:: TASK DESCRIPTION ::
Make an exact copy of the entries, and keep any pictures out of it.

[SOURCE RECORDS start]

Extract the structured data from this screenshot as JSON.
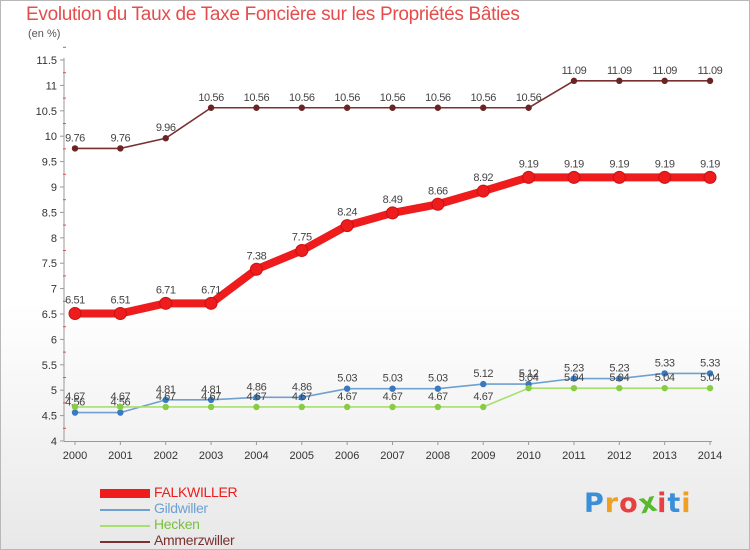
{
  "header": {
    "title": "Evolution du Taux de Taxe Foncière sur les Propriétés Bâties",
    "unit": "(en %)"
  },
  "logo": {
    "letters": [
      "P",
      "r",
      "o",
      "x",
      "i",
      "t",
      "i"
    ],
    "colors": [
      "#3a8fd8",
      "#f0a020",
      "#e84040",
      "#58b830",
      "#e84040",
      "#3a8fd8",
      "#f0a020"
    ]
  },
  "chart_data": {
    "type": "line",
    "x": [
      "2000",
      "2001",
      "2002",
      "2003",
      "2004",
      "2005",
      "2006",
      "2007",
      "2008",
      "2009",
      "2010",
      "2011",
      "2012",
      "2013",
      "2014"
    ],
    "ylim": [
      4,
      11.5
    ],
    "yticks": [
      "4",
      "4.5",
      "5",
      "5.5",
      "6",
      "6.5",
      "7",
      "7.5",
      "8",
      "8.5",
      "9",
      "9.5",
      "10",
      "10.5",
      "11",
      "11.5"
    ],
    "grid": false,
    "legend": "bottom-left",
    "series": [
      {
        "name": "Ammerzwiller",
        "color": "#7a3030",
        "marker": "#6a2424",
        "values": [
          9.76,
          9.76,
          9.96,
          10.56,
          10.56,
          10.56,
          10.56,
          10.56,
          10.56,
          10.56,
          10.56,
          11.09,
          11.09,
          11.09,
          11.09
        ],
        "labels": [
          "9.76",
          "9.76",
          "9.96",
          "10.56",
          "10.56",
          "10.56",
          "10.56",
          "10.56",
          "10.56",
          "10.56",
          "10.56",
          "11.09",
          "11.09",
          "11.09",
          "11.09"
        ]
      },
      {
        "name": "FALKWILLER",
        "color": "#ee1c1c",
        "marker": "#ee1c1c",
        "values": [
          6.51,
          6.51,
          6.71,
          6.71,
          7.38,
          7.75,
          8.24,
          8.49,
          8.66,
          8.92,
          9.19,
          9.19,
          9.19,
          9.19,
          9.19
        ],
        "labels": [
          "6.51",
          "6.51",
          "6.71",
          "6.71",
          "7.38",
          "7.75",
          "8.24",
          "8.49",
          "8.66",
          "8.92",
          "9.19",
          "9.19",
          "9.19",
          "9.19",
          "9.19"
        ]
      },
      {
        "name": "Gildwiller",
        "color": "#6fa0d0",
        "marker": "#3a78c0",
        "values": [
          4.56,
          4.56,
          4.81,
          4.81,
          4.86,
          4.86,
          5.03,
          5.03,
          5.03,
          5.12,
          5.12,
          5.23,
          5.23,
          5.33,
          5.33
        ],
        "labels": [
          "4.56",
          "4.56",
          "4.81",
          "4.81",
          "4.86",
          "4.86",
          "5.03",
          "5.03",
          "5.03",
          "5.12",
          "5.12",
          "5.23",
          "5.23",
          "5.33",
          "5.33"
        ]
      },
      {
        "name": "Hecken",
        "color": "#a8e070",
        "marker": "#88cc44",
        "values": [
          4.67,
          4.67,
          4.67,
          4.67,
          4.67,
          4.67,
          4.67,
          4.67,
          4.67,
          4.67,
          5.04,
          5.04,
          5.04,
          5.04,
          5.04
        ],
        "labels": [
          "4.67",
          "4.67",
          "4.67",
          "4.67",
          "4.67",
          "4.67",
          "4.67",
          "4.67",
          "4.67",
          "4.67",
          "5.04",
          "5.04",
          "5.04",
          "5.04",
          "5.04"
        ]
      }
    ],
    "legend_entries": [
      {
        "name": "FALKWILLER",
        "color": "#ee1c1c"
      },
      {
        "name": "Gildwiller",
        "color": "#6fa0d0"
      },
      {
        "name": "Hecken",
        "color": "#a8e070"
      },
      {
        "name": "Ammerzwiller",
        "color": "#7a3030"
      }
    ]
  }
}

[SOURCE RECORDS end]

:: WRITTEN REPLY ::
Extract the structured data from this screenshot as JSON.
{
  "header": {
    "title": "Evolution du Taux de Taxe Foncière sur les Propriétés Bâties",
    "unit": "(en %)"
  },
  "logo": {
    "letters": [
      "P",
      "r",
      "o",
      "x",
      "i",
      "t",
      "i"
    ],
    "colors": [
      "#3a8fd8",
      "#f0a020",
      "#e84040",
      "#58b830",
      "#e84040",
      "#3a8fd8",
      "#f0a020"
    ]
  },
  "chart_data": {
    "type": "line",
    "x": [
      "2000",
      "2001",
      "2002",
      "2003",
      "2004",
      "2005",
      "2006",
      "2007",
      "2008",
      "2009",
      "2010",
      "2011",
      "2012",
      "2013",
      "2014"
    ],
    "ylim": [
      4,
      11.5
    ],
    "yticks": [
      "4",
      "4.5",
      "5",
      "5.5",
      "6",
      "6.5",
      "7",
      "7.5",
      "8",
      "8.5",
      "9",
      "9.5",
      "10",
      "10.5",
      "11",
      "11.5"
    ],
    "grid": false,
    "legend": "bottom-left",
    "series": [
      {
        "name": "Ammerzwiller",
        "color": "#7a3030",
        "marker": "#6a2424",
        "values": [
          9.76,
          9.76,
          9.96,
          10.56,
          10.56,
          10.56,
          10.56,
          10.56,
          10.56,
          10.56,
          10.56,
          11.09,
          11.09,
          11.09,
          11.09
        ],
        "labels": [
          "9.76",
          "9.76",
          "9.96",
          "10.56",
          "10.56",
          "10.56",
          "10.56",
          "10.56",
          "10.56",
          "10.56",
          "10.56",
          "11.09",
          "11.09",
          "11.09",
          "11.09"
        ]
      },
      {
        "name": "FALKWILLER",
        "color": "#ee1c1c",
        "marker": "#ee1c1c",
        "values": [
          6.51,
          6.51,
          6.71,
          6.71,
          7.38,
          7.75,
          8.24,
          8.49,
          8.66,
          8.92,
          9.19,
          9.19,
          9.19,
          9.19,
          9.19
        ],
        "labels": [
          "6.51",
          "6.51",
          "6.71",
          "6.71",
          "7.38",
          "7.75",
          "8.24",
          "8.49",
          "8.66",
          "8.92",
          "9.19",
          "9.19",
          "9.19",
          "9.19",
          "9.19"
        ]
      },
      {
        "name": "Gildwiller",
        "color": "#6fa0d0",
        "marker": "#3a78c0",
        "values": [
          4.56,
          4.56,
          4.81,
          4.81,
          4.86,
          4.86,
          5.03,
          5.03,
          5.03,
          5.12,
          5.12,
          5.23,
          5.23,
          5.33,
          5.33
        ],
        "labels": [
          "4.56",
          "4.56",
          "4.81",
          "4.81",
          "4.86",
          "4.86",
          "5.03",
          "5.03",
          "5.03",
          "5.12",
          "5.12",
          "5.23",
          "5.23",
          "5.33",
          "5.33"
        ]
      },
      {
        "name": "Hecken",
        "color": "#a8e070",
        "marker": "#88cc44",
        "values": [
          4.67,
          4.67,
          4.67,
          4.67,
          4.67,
          4.67,
          4.67,
          4.67,
          4.67,
          4.67,
          5.04,
          5.04,
          5.04,
          5.04,
          5.04
        ],
        "labels": [
          "4.67",
          "4.67",
          "4.67",
          "4.67",
          "4.67",
          "4.67",
          "4.67",
          "4.67",
          "4.67",
          "4.67",
          "5.04",
          "5.04",
          "5.04",
          "5.04",
          "5.04"
        ]
      }
    ],
    "legend_entries": [
      {
        "name": "FALKWILLER",
        "color": "#ee1c1c"
      },
      {
        "name": "Gildwiller",
        "color": "#6fa0d0"
      },
      {
        "name": "Hecken",
        "color": "#a8e070"
      },
      {
        "name": "Ammerzwiller",
        "color": "#7a3030"
      }
    ]
  }
}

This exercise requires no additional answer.